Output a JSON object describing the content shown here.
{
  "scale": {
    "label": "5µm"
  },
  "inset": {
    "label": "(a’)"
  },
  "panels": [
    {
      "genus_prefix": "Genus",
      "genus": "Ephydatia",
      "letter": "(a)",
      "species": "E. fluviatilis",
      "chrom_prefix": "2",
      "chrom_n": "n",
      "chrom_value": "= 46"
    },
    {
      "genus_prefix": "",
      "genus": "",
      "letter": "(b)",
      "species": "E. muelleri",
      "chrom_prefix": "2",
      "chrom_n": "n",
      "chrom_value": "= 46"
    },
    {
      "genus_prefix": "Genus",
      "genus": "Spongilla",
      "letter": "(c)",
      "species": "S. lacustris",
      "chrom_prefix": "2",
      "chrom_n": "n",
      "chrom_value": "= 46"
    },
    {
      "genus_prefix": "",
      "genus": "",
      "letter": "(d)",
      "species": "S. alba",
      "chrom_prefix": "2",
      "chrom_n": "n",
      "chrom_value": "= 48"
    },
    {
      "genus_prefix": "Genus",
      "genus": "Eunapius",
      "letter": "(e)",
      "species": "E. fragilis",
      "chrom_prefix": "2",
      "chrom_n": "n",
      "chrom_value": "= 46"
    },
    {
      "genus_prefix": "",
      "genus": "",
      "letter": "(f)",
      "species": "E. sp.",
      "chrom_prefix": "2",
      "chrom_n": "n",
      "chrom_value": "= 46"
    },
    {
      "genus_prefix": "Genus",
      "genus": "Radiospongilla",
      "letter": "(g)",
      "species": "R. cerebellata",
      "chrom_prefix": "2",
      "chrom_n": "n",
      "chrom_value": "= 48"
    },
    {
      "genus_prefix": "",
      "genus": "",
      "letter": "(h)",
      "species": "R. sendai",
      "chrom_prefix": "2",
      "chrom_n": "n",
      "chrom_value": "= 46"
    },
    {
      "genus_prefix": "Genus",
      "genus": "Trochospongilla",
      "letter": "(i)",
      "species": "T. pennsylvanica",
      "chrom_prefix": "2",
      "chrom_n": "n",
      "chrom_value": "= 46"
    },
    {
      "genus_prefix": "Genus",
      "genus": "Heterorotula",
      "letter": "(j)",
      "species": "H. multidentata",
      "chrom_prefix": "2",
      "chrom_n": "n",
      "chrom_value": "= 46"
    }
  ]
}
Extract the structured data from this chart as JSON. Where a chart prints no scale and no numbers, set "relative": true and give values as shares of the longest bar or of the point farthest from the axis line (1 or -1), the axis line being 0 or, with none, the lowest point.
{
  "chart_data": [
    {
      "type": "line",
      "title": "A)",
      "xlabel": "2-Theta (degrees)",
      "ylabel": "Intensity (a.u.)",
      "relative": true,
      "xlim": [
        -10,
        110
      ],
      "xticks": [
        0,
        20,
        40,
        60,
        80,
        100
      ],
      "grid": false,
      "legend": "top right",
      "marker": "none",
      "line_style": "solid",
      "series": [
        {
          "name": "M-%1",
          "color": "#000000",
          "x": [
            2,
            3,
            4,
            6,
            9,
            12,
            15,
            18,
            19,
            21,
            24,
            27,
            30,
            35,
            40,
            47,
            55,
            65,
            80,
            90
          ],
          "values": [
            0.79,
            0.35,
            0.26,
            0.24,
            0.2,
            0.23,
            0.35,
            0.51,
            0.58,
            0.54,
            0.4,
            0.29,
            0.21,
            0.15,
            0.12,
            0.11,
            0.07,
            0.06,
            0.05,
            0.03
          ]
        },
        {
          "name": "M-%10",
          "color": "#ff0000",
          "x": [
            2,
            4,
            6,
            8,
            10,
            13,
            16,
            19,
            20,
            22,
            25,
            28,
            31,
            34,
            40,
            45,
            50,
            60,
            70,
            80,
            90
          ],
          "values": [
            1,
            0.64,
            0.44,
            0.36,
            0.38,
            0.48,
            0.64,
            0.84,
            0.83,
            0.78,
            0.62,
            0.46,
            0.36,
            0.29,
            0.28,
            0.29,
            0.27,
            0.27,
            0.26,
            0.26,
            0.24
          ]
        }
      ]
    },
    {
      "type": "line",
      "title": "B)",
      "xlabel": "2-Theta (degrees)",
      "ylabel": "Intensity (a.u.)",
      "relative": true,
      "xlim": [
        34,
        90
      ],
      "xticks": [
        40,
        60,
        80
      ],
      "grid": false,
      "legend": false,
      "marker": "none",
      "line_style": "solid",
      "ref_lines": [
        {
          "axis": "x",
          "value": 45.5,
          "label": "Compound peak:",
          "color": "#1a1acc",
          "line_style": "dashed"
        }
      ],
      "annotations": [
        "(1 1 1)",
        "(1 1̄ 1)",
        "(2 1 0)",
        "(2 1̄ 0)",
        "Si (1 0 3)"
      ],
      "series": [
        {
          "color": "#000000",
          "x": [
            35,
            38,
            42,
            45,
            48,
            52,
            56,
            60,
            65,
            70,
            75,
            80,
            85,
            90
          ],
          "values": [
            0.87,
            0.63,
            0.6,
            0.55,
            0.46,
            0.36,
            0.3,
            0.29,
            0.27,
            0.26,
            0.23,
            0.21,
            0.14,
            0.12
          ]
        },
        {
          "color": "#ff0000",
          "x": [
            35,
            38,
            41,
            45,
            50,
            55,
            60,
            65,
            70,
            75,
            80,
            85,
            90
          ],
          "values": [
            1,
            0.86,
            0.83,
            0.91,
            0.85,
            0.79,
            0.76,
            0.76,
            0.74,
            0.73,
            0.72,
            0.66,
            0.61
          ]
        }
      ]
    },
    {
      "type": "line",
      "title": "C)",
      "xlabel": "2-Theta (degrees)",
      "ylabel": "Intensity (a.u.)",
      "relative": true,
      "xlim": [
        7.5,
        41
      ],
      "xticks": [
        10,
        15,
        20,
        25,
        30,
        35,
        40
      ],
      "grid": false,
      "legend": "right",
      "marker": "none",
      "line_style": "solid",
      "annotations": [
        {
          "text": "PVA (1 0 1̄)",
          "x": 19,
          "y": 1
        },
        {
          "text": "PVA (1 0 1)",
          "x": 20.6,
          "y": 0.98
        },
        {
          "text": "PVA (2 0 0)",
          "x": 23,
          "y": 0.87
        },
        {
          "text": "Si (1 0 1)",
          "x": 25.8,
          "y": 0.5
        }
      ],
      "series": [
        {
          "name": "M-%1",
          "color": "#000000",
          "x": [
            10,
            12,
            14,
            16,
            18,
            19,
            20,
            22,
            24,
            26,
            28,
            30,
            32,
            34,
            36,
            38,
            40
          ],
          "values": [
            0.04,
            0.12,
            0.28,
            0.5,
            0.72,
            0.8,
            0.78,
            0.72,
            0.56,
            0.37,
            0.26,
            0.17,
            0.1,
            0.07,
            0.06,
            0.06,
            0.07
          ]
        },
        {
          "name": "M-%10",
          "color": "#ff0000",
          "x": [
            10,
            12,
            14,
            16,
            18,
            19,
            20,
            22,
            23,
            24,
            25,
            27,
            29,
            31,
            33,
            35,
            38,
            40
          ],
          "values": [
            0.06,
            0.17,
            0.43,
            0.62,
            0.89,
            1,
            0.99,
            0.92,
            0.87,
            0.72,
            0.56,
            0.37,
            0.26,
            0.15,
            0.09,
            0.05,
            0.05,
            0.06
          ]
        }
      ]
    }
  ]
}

=== GIVEN INSTRUCTION ===
Return all of the above records exactly, leaving no line out.

=== FULL SOLUTION ===
Output a JSON object describing the content shown here.
{
  "scale": {
    "label": "5µm"
  },
  "inset": {
    "label": "(a’)"
  },
  "panels": [
    {
      "genus_prefix": "Genus",
      "genus": "Ephydatia",
      "letter": "(a)",
      "species": "E. fluviatilis",
      "chrom_prefix": "2",
      "chrom_n": "n",
      "chrom_value": "= 46"
    },
    {
      "genus_prefix": "",
      "genus": "",
      "letter": "(b)",
      "species": "E. muelleri",
      "chrom_prefix": "2",
      "chrom_n": "n",
      "chrom_value": "= 46"
    },
    {
      "genus_prefix": "Genus",
      "genus": "Spongilla",
      "letter": "(c)",
      "species": "S. lacustris",
      "chrom_prefix": "2",
      "chrom_n": "n",
      "chrom_value": "= 46"
    },
    {
      "genus_prefix": "",
      "genus": "",
      "letter": "(d)",
      "species": "S. alba",
      "chrom_prefix": "2",
      "chrom_n": "n",
      "chrom_value": "= 48"
    },
    {
      "genus_prefix": "Genus",
      "genus": "Eunapius",
      "letter": "(e)",
      "species": "E. fragilis",
      "chrom_prefix": "2",
      "chrom_n": "n",
      "chrom_value": "= 46"
    },
    {
      "genus_prefix": "",
      "genus": "",
      "letter": "(f)",
      "species": "E. sp.",
      "chrom_prefix": "2",
      "chrom_n": "n",
      "chrom_value": "= 46"
    },
    {
      "genus_prefix": "Genus",
      "genus": "Radiospongilla",
      "letter": "(g)",
      "species": "R. cerebellata",
      "chrom_prefix": "2",
      "chrom_n": "n",
      "chrom_value": "= 48"
    },
    {
      "genus_prefix": "",
      "genus": "",
      "letter": "(h)",
      "species": "R. sendai",
      "chrom_prefix": "2",
      "chrom_n": "n",
      "chrom_value": "= 46"
    },
    {
      "genus_prefix": "Genus",
      "genus": "Trochospongilla",
      "letter": "(i)",
      "species": "T. pennsylvanica",
      "chrom_prefix": "2",
      "chrom_n": "n",
      "chrom_value": "= 46"
    },
    {
      "genus_prefix": "Genus",
      "genus": "Heterorotula",
      "letter": "(j)",
      "species": "H. multidentata",
      "chrom_prefix": "2",
      "chrom_n": "n",
      "chrom_value": "= 46"
    }
  ]
}
Extract the structured data from this chart as JSON. Where a chart prints no scale and no numbers, set "relative": true and give values as shares of the longest bar or of the point farthest from the axis line (1 or -1), the axis line being 0 or, with none, the lowest point.
{
  "chart_data": [
    {
      "type": "line",
      "title": "A)",
      "xlabel": "2-Theta (degrees)",
      "ylabel": "Intensity (a.u.)",
      "relative": true,
      "xlim": [
        -10,
        110
      ],
      "xticks": [
        0,
        20,
        40,
        60,
        80,
        100
      ],
      "grid": false,
      "legend": "top right",
      "marker": "none",
      "line_style": "solid",
      "series": [
        {
          "name": "M-%1",
          "color": "#000000",
          "x": [
            2,
            3,
            4,
            6,
            9,
            12,
            15,
            18,
            19,
            21,
            24,
            27,
            30,
            35,
            40,
            47,
            55,
            65,
            80,
            90
          ],
          "values": [
            0.79,
            0.35,
            0.26,
            0.24,
            0.2,
            0.23,
            0.35,
            0.51,
            0.58,
            0.54,
            0.4,
            0.29,
            0.21,
            0.15,
            0.12,
            0.11,
            0.07,
            0.06,
            0.05,
            0.03
          ]
        },
        {
          "name": "M-%10",
          "color": "#ff0000",
          "x": [
            2,
            4,
            6,
            8,
            10,
            13,
            16,
            19,
            20,
            22,
            25,
            28,
            31,
            34,
            40,
            45,
            50,
            60,
            70,
            80,
            90
          ],
          "values": [
            1,
            0.64,
            0.44,
            0.36,
            0.38,
            0.48,
            0.64,
            0.84,
            0.83,
            0.78,
            0.62,
            0.46,
            0.36,
            0.29,
            0.28,
            0.29,
            0.27,
            0.27,
            0.26,
            0.26,
            0.24
          ]
        }
      ]
    },
    {
      "type": "line",
      "title": "B)",
      "xlabel": "2-Theta (degrees)",
      "ylabel": "Intensity (a.u.)",
      "relative": true,
      "xlim": [
        34,
        90
      ],
      "xticks": [
        40,
        60,
        80
      ],
      "grid": false,
      "legend": false,
      "marker": "none",
      "line_style": "solid",
      "ref_lines": [
        {
          "axis": "x",
          "value": 45.5,
          "label": "Compound peak:",
          "color": "#1a1acc",
          "line_style": "dashed"
        }
      ],
      "annotations": [
        "(1 1 1)",
        "(1 1̄ 1)",
        "(2 1 0)",
        "(2 1̄ 0)",
        "Si (1 0 3)"
      ],
      "series": [
        {
          "color": "#000000",
          "x": [
            35,
            38,
            42,
            45,
            48,
            52,
            56,
            60,
            65,
            70,
            75,
            80,
            85,
            90
          ],
          "values": [
            0.87,
            0.63,
            0.6,
            0.55,
            0.46,
            0.36,
            0.3,
            0.29,
            0.27,
            0.26,
            0.23,
            0.21,
            0.14,
            0.12
          ]
        },
        {
          "color": "#ff0000",
          "x": [
            35,
            38,
            41,
            45,
            50,
            55,
            60,
            65,
            70,
            75,
            80,
            85,
            90
          ],
          "values": [
            1,
            0.86,
            0.83,
            0.91,
            0.85,
            0.79,
            0.76,
            0.76,
            0.74,
            0.73,
            0.72,
            0.66,
            0.61
          ]
        }
      ]
    },
    {
      "type": "line",
      "title": "C)",
      "xlabel": "2-Theta (degrees)",
      "ylabel": "Intensity (a.u.)",
      "relative": true,
      "xlim": [
        7.5,
        41
      ],
      "xticks": [
        10,
        15,
        20,
        25,
        30,
        35,
        40
      ],
      "grid": false,
      "legend": "right",
      "marker": "none",
      "line_style": "solid",
      "annotations": [
        {
          "text": "PVA (1 0 1̄)",
          "x": 19,
          "y": 1
        },
        {
          "text": "PVA (1 0 1)",
          "x": 20.6,
          "y": 0.98
        },
        {
          "text": "PVA (2 0 0)",
          "x": 23,
          "y": 0.87
        },
        {
          "text": "Si (1 0 1)",
          "x": 25.8,
          "y": 0.5
        }
      ],
      "series": [
        {
          "name": "M-%1",
          "color": "#000000",
          "x": [
            10,
            12,
            14,
            16,
            18,
            19,
            20,
            22,
            24,
            26,
            28,
            30,
            32,
            34,
            36,
            38,
            40
          ],
          "values": [
            0.04,
            0.12,
            0.28,
            0.5,
            0.72,
            0.8,
            0.78,
            0.72,
            0.56,
            0.37,
            0.26,
            0.17,
            0.1,
            0.07,
            0.06,
            0.06,
            0.07
          ]
        },
        {
          "name": "M-%10",
          "color": "#ff0000",
          "x": [
            10,
            12,
            14,
            16,
            18,
            19,
            20,
            22,
            23,
            24,
            25,
            27,
            29,
            31,
            33,
            35,
            38,
            40
          ],
          "values": [
            0.06,
            0.17,
            0.43,
            0.62,
            0.89,
            1,
            0.99,
            0.92,
            0.87,
            0.72,
            0.56,
            0.37,
            0.26,
            0.15,
            0.09,
            0.05,
            0.05,
            0.06
          ]
        }
      ]
    }
  ]
}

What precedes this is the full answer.